Short task:
Quote all lines below exactly. Images stay out.

--- Start of Material provided ---

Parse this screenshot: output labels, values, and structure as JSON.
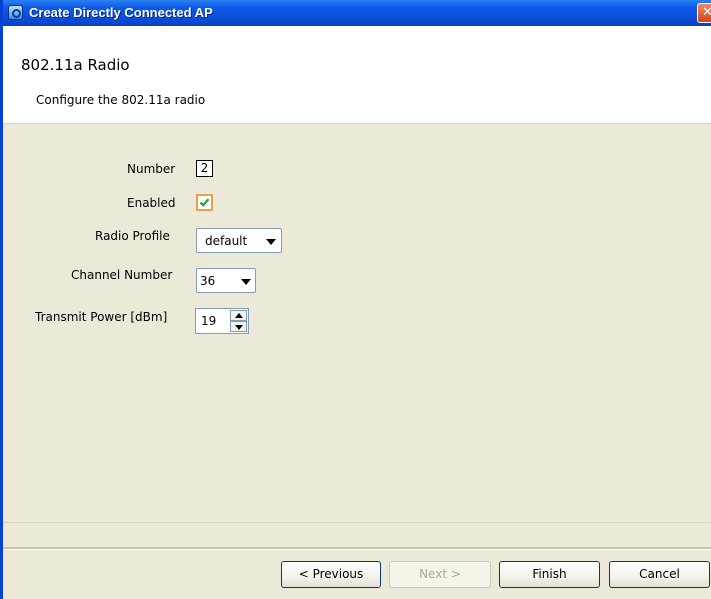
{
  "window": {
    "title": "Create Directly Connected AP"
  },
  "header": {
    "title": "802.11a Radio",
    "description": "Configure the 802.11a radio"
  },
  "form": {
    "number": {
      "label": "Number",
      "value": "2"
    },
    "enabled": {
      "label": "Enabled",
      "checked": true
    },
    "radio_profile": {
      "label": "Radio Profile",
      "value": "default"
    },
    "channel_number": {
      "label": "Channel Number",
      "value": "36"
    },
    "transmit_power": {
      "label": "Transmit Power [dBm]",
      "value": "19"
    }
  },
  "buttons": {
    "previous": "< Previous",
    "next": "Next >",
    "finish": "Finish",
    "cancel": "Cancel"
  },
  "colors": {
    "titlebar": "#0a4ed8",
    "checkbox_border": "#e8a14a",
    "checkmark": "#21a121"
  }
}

--- End of Material provided ---

Exercise output:
Parse this screenshot: output labels, values, and structure as JSON.
{
  "window": {
    "title": "Create Directly Connected AP"
  },
  "header": {
    "title": "802.11a Radio",
    "description": "Configure the 802.11a radio"
  },
  "form": {
    "number": {
      "label": "Number",
      "value": "2"
    },
    "enabled": {
      "label": "Enabled",
      "checked": true
    },
    "radio_profile": {
      "label": "Radio Profile",
      "value": "default"
    },
    "channel_number": {
      "label": "Channel Number",
      "value": "36"
    },
    "transmit_power": {
      "label": "Transmit Power [dBm]",
      "value": "19"
    }
  },
  "buttons": {
    "previous": "< Previous",
    "next": "Next >",
    "finish": "Finish",
    "cancel": "Cancel"
  },
  "colors": {
    "titlebar": "#0a4ed8",
    "checkbox_border": "#e8a14a",
    "checkmark": "#21a121"
  }
}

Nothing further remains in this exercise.